(Collection entries)
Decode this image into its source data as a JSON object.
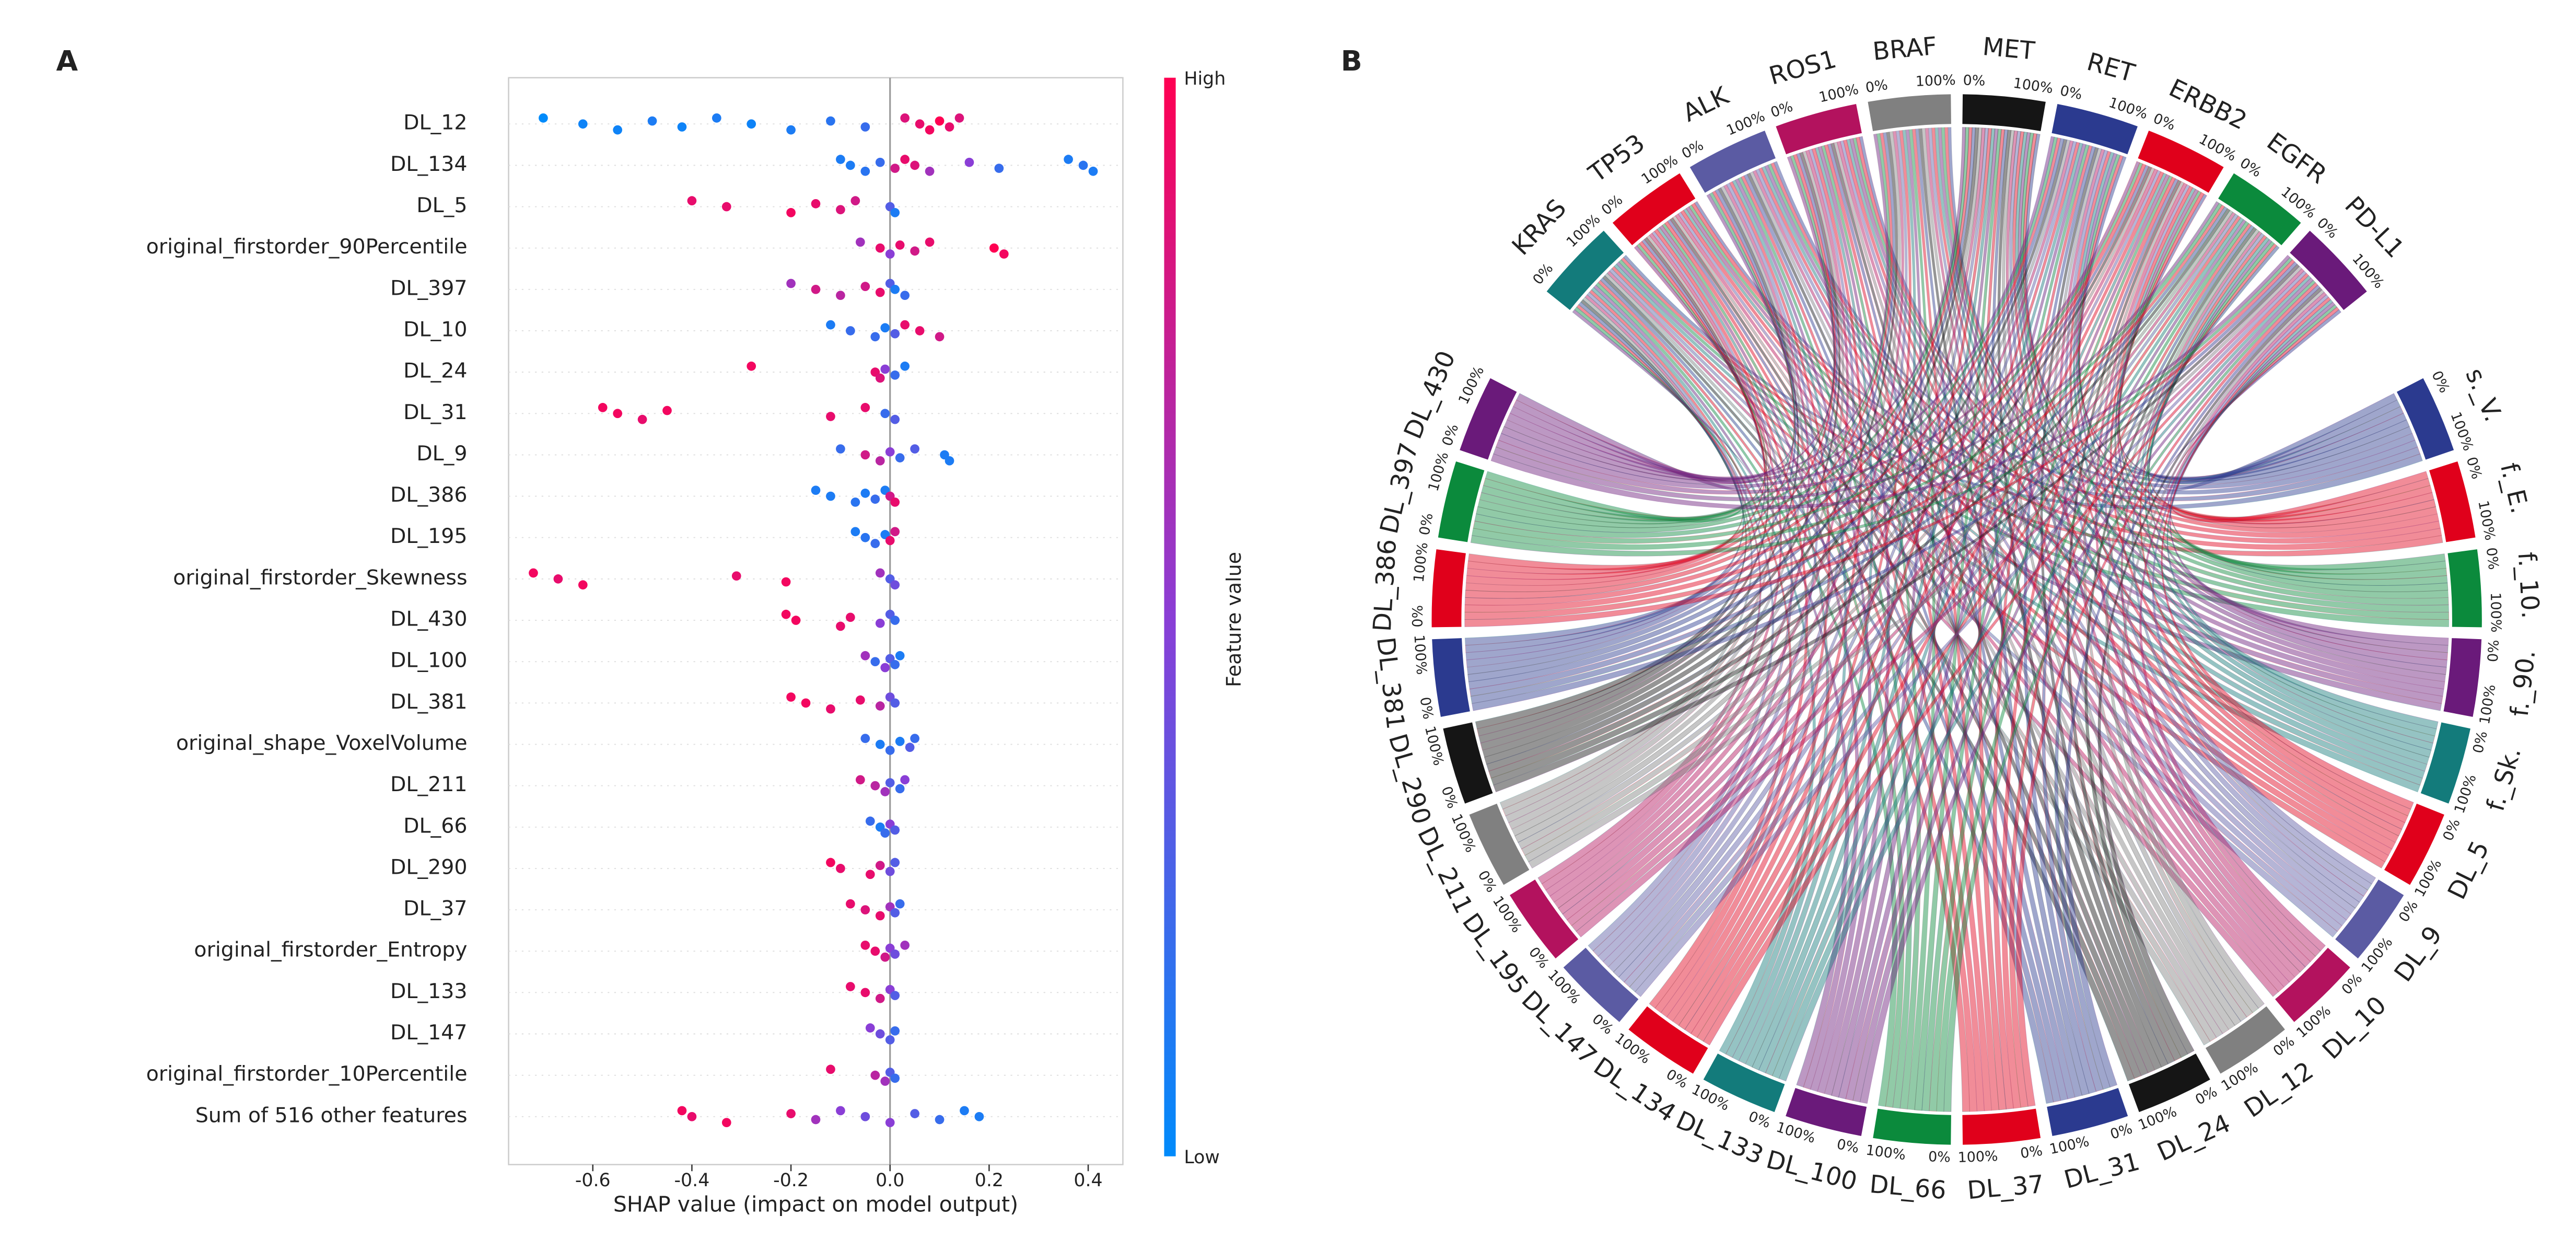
{
  "chart_data": [
    {
      "type": "beeswarm",
      "panel": "A",
      "xlabel": "SHAP value (impact on model output)",
      "colorbar_label": "Feature value",
      "colorbar_high": "High",
      "colorbar_low": "Low",
      "colormap": [
        "#008bfb",
        "#8a3ed6",
        "#ff0052"
      ],
      "xlim": [
        -0.77,
        0.47
      ],
      "xticks": [
        -0.6,
        -0.4,
        -0.2,
        {
          "value": 0,
          "label": "0.0"
        },
        0.2,
        0.4
      ],
      "series": [
        {
          "name": "DL_12",
          "values": [
            -0.7,
            -0.62,
            -0.55,
            -0.48,
            -0.42,
            -0.35,
            -0.28,
            -0.2,
            -0.12,
            -0.05,
            0.03,
            0.06,
            0.08,
            0.1,
            0.12,
            0.14
          ],
          "feature_values": [
            0,
            0.05,
            0.05,
            0.1,
            0.05,
            0.1,
            0.05,
            0.1,
            0.15,
            0.2,
            0.85,
            0.9,
            0.95,
            1,
            0.9,
            0.85
          ]
        },
        {
          "name": "DL_134",
          "values": [
            -0.1,
            -0.08,
            -0.05,
            -0.02,
            0.01,
            0.03,
            0.05,
            0.08,
            0.16,
            0.22,
            0.36,
            0.39,
            0.41
          ],
          "feature_values": [
            0.1,
            0.1,
            0.15,
            0.2,
            0.8,
            0.9,
            0.85,
            0.6,
            0.5,
            0.2,
            0.1,
            0.15,
            0.1
          ]
        },
        {
          "name": "DL_5",
          "values": [
            -0.4,
            -0.33,
            -0.2,
            -0.15,
            -0.1,
            -0.07,
            0,
            0.01
          ],
          "feature_values": [
            0.9,
            0.9,
            0.95,
            0.9,
            0.85,
            0.8,
            0.3,
            0.1
          ]
        },
        {
          "name": "original_firstorder_90Percentile",
          "values": [
            -0.06,
            -0.02,
            0,
            0.02,
            0.05,
            0.08,
            0.21,
            0.23
          ],
          "feature_values": [
            0.6,
            0.9,
            0.5,
            0.9,
            0.8,
            0.9,
            1,
            0.95
          ]
        },
        {
          "name": "DL_397",
          "values": [
            -0.2,
            -0.15,
            -0.1,
            -0.05,
            -0.02,
            0,
            0.01,
            0.03
          ],
          "feature_values": [
            0.6,
            0.8,
            0.7,
            0.8,
            0.9,
            0.3,
            0.1,
            0.2
          ]
        },
        {
          "name": "DL_10",
          "values": [
            -0.12,
            -0.08,
            -0.03,
            -0.01,
            0.01,
            0.03,
            0.06,
            0.1
          ],
          "feature_values": [
            0.1,
            0.2,
            0.2,
            0.1,
            0.3,
            0.9,
            0.9,
            0.8
          ]
        },
        {
          "name": "DL_24",
          "values": [
            -0.28,
            -0.03,
            -0.02,
            -0.01,
            0.01,
            0.03
          ],
          "feature_values": [
            0.95,
            0.9,
            0.85,
            0.5,
            0.2,
            0.1
          ]
        },
        {
          "name": "DL_31",
          "values": [
            -0.58,
            -0.55,
            -0.5,
            -0.45,
            -0.12,
            -0.05,
            -0.01,
            0.01
          ],
          "feature_values": [
            0.95,
            0.95,
            0.9,
            0.95,
            0.9,
            0.9,
            0.2,
            0.3
          ]
        },
        {
          "name": "DL_9",
          "values": [
            -0.1,
            -0.05,
            -0.02,
            0,
            0.02,
            0.05,
            0.11,
            0.12
          ],
          "feature_values": [
            0.2,
            0.8,
            0.7,
            0.5,
            0.2,
            0.3,
            0.1,
            0.1
          ]
        },
        {
          "name": "DL_386",
          "values": [
            -0.15,
            -0.12,
            -0.07,
            -0.05,
            -0.03,
            -0.01,
            0,
            0.01
          ],
          "feature_values": [
            0.1,
            0.1,
            0.15,
            0.1,
            0.2,
            0.1,
            0.8,
            0.9
          ]
        },
        {
          "name": "DL_195",
          "values": [
            -0.07,
            -0.05,
            -0.03,
            -0.01,
            0,
            0.01
          ],
          "feature_values": [
            0.1,
            0.15,
            0.2,
            0.1,
            0.9,
            0.8
          ]
        },
        {
          "name": "original_firstorder_Skewness",
          "values": [
            -0.72,
            -0.67,
            -0.62,
            -0.31,
            -0.21,
            -0.02,
            0,
            0.01
          ],
          "feature_values": [
            0.95,
            0.9,
            0.95,
            0.9,
            0.95,
            0.6,
            0.3,
            0.4
          ]
        },
        {
          "name": "DL_430",
          "values": [
            -0.21,
            -0.19,
            -0.1,
            -0.08,
            -0.02,
            0,
            0.01
          ],
          "feature_values": [
            0.95,
            0.95,
            0.9,
            0.9,
            0.5,
            0.3,
            0.2
          ]
        },
        {
          "name": "DL_100",
          "values": [
            -0.05,
            -0.03,
            -0.01,
            0,
            0.01,
            0.02
          ],
          "feature_values": [
            0.6,
            0.2,
            0.5,
            0.3,
            0.2,
            0.1
          ]
        },
        {
          "name": "DL_381",
          "values": [
            -0.2,
            -0.17,
            -0.12,
            -0.06,
            -0.02,
            0,
            0.01
          ],
          "feature_values": [
            0.95,
            0.95,
            0.9,
            0.9,
            0.7,
            0.4,
            0.3
          ]
        },
        {
          "name": "original_shape_VoxelVolume",
          "values": [
            -0.05,
            -0.02,
            0,
            0.02,
            0.04,
            0.05
          ],
          "feature_values": [
            0.2,
            0.1,
            0.2,
            0.1,
            0.3,
            0.2
          ]
        },
        {
          "name": "DL_211",
          "values": [
            -0.06,
            -0.03,
            -0.01,
            0,
            0.02,
            0.03
          ],
          "feature_values": [
            0.8,
            0.7,
            0.6,
            0.3,
            0.2,
            0.5
          ]
        },
        {
          "name": "DL_66",
          "values": [
            -0.04,
            -0.02,
            -0.01,
            0,
            0.01
          ],
          "feature_values": [
            0.2,
            0.1,
            0.2,
            0.5,
            0.3
          ]
        },
        {
          "name": "DL_290",
          "values": [
            -0.12,
            -0.1,
            -0.04,
            -0.02,
            0,
            0.01
          ],
          "feature_values": [
            0.95,
            0.9,
            0.9,
            0.8,
            0.4,
            0.3
          ]
        },
        {
          "name": "DL_37",
          "values": [
            -0.08,
            -0.05,
            -0.02,
            0,
            0.01,
            0.02
          ],
          "feature_values": [
            0.9,
            0.85,
            0.9,
            0.6,
            0.3,
            0.2
          ]
        },
        {
          "name": "original_firstorder_Entropy",
          "values": [
            -0.05,
            -0.03,
            -0.01,
            0,
            0.01,
            0.03
          ],
          "feature_values": [
            0.9,
            0.9,
            0.8,
            0.5,
            0.4,
            0.6
          ]
        },
        {
          "name": "DL_133",
          "values": [
            -0.08,
            -0.05,
            -0.02,
            0,
            0.01
          ],
          "feature_values": [
            0.9,
            0.9,
            0.8,
            0.5,
            0.3
          ]
        },
        {
          "name": "DL_147",
          "values": [
            -0.04,
            -0.02,
            0,
            0.01
          ],
          "feature_values": [
            0.5,
            0.4,
            0.3,
            0.2
          ]
        },
        {
          "name": "original_firstorder_10Percentile",
          "values": [
            -0.12,
            -0.03,
            -0.01,
            0,
            0.01
          ],
          "feature_values": [
            0.9,
            0.7,
            0.6,
            0.3,
            0.2
          ]
        },
        {
          "name": "Sum of 516 other features",
          "values": [
            -0.42,
            -0.4,
            -0.33,
            -0.2,
            -0.15,
            -0.1,
            -0.05,
            0,
            0.05,
            0.1,
            0.15,
            0.18
          ],
          "feature_values": [
            0.95,
            0.9,
            0.95,
            0.9,
            0.6,
            0.5,
            0.4,
            0.5,
            0.3,
            0.2,
            0.1,
            0.1
          ]
        }
      ]
    },
    {
      "type": "chord",
      "panel": "B",
      "tick_labels": [
        "0%",
        "100%"
      ],
      "genes": [
        {
          "name": "KRAS",
          "color": "#137b7b"
        },
        {
          "name": "TP53",
          "color": "#e0001b"
        },
        {
          "name": "ALK",
          "color": "#5b5ba3"
        },
        {
          "name": "ROS1",
          "color": "#b3125e"
        },
        {
          "name": "BRAF",
          "color": "#808080"
        },
        {
          "name": "MET",
          "color": "#151515"
        },
        {
          "name": "RET",
          "color": "#2b3a8f"
        },
        {
          "name": "ERBB2",
          "color": "#e0001b"
        },
        {
          "name": "EGFR",
          "color": "#0b8a3c"
        },
        {
          "name": "PD-L1",
          "color": "#6a1a7a"
        }
      ],
      "features": [
        {
          "name": "s._V.",
          "color": "#2b3a8f"
        },
        {
          "name": "f._E.",
          "color": "#e0001b"
        },
        {
          "name": "f._10.",
          "color": "#0b8a3c"
        },
        {
          "name": "f._90.",
          "color": "#6a1a7a"
        },
        {
          "name": "f._Sk.",
          "color": "#137b7b"
        },
        {
          "name": "DL_5",
          "color": "#e0001b"
        },
        {
          "name": "DL_9",
          "color": "#5b5ba3"
        },
        {
          "name": "DL_10",
          "color": "#b3125e"
        },
        {
          "name": "DL_12",
          "color": "#808080"
        },
        {
          "name": "DL_24",
          "color": "#151515"
        },
        {
          "name": "DL_31",
          "color": "#2b3a8f"
        },
        {
          "name": "DL_37",
          "color": "#e0001b"
        },
        {
          "name": "DL_66",
          "color": "#0b8a3c"
        },
        {
          "name": "DL_100",
          "color": "#6a1a7a"
        },
        {
          "name": "DL_133",
          "color": "#137b7b"
        },
        {
          "name": "DL_134",
          "color": "#e0001b"
        },
        {
          "name": "DL_147",
          "color": "#5b5ba3"
        },
        {
          "name": "DL_195",
          "color": "#b3125e"
        },
        {
          "name": "DL_211",
          "color": "#808080"
        },
        {
          "name": "DL_290",
          "color": "#151515"
        },
        {
          "name": "DL_381",
          "color": "#2b3a8f"
        },
        {
          "name": "DL_386",
          "color": "#e0001b"
        },
        {
          "name": "DL_397",
          "color": "#0b8a3c"
        },
        {
          "name": "DL_430",
          "color": "#6a1a7a"
        }
      ]
    }
  ]
}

__WORK INSTRUCTIONS__: Scan the records above for the string "features", then select every line that holds it.

__THE COMPLETED TASK__:
          "name": "Sum of 516 other features",
      "features": [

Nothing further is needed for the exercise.